(Aim of the task) Output the data below in full, byte for byte. Nothing may differ.
____ Record list
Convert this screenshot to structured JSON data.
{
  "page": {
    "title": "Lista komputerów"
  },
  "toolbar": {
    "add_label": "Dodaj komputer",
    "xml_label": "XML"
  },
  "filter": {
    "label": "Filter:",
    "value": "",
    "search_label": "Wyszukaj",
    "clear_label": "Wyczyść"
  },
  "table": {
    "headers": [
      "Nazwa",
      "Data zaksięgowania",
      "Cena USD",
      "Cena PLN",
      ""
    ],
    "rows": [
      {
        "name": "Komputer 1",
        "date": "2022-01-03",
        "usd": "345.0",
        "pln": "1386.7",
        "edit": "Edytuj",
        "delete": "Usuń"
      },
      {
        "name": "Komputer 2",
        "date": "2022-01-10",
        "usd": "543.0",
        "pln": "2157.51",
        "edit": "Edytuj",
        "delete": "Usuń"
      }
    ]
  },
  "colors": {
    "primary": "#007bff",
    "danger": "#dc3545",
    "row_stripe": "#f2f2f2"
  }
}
________
(Exercise output)
Convert this screenshot to structured JSON data.
{
  "page": {
    "title": "Lista komputerów"
  },
  "toolbar": {
    "add_label": "Dodaj komputer",
    "xml_label": "XML"
  },
  "filter": {
    "label": "Filter:",
    "value": "",
    "search_label": "Wyszukaj",
    "clear_label": "Wyczyść"
  },
  "table": {
    "headers": [
      "Nazwa",
      "Data zaksięgowania",
      "Cena USD",
      "Cena PLN",
      ""
    ],
    "rows": [
      {
        "name": "Komputer 1",
        "date": "2022-01-03",
        "usd": "345.0",
        "pln": "1386.7",
        "edit": "Edytuj",
        "delete": "Usuń"
      },
      {
        "name": "Komputer 2",
        "date": "2022-01-10",
        "usd": "543.0",
        "pln": "2157.51",
        "edit": "Edytuj",
        "delete": "Usuń"
      }
    ]
  },
  "colors": {
    "primary": "#007bff",
    "danger": "#dc3545",
    "row_stripe": "#f2f2f2"
  }
}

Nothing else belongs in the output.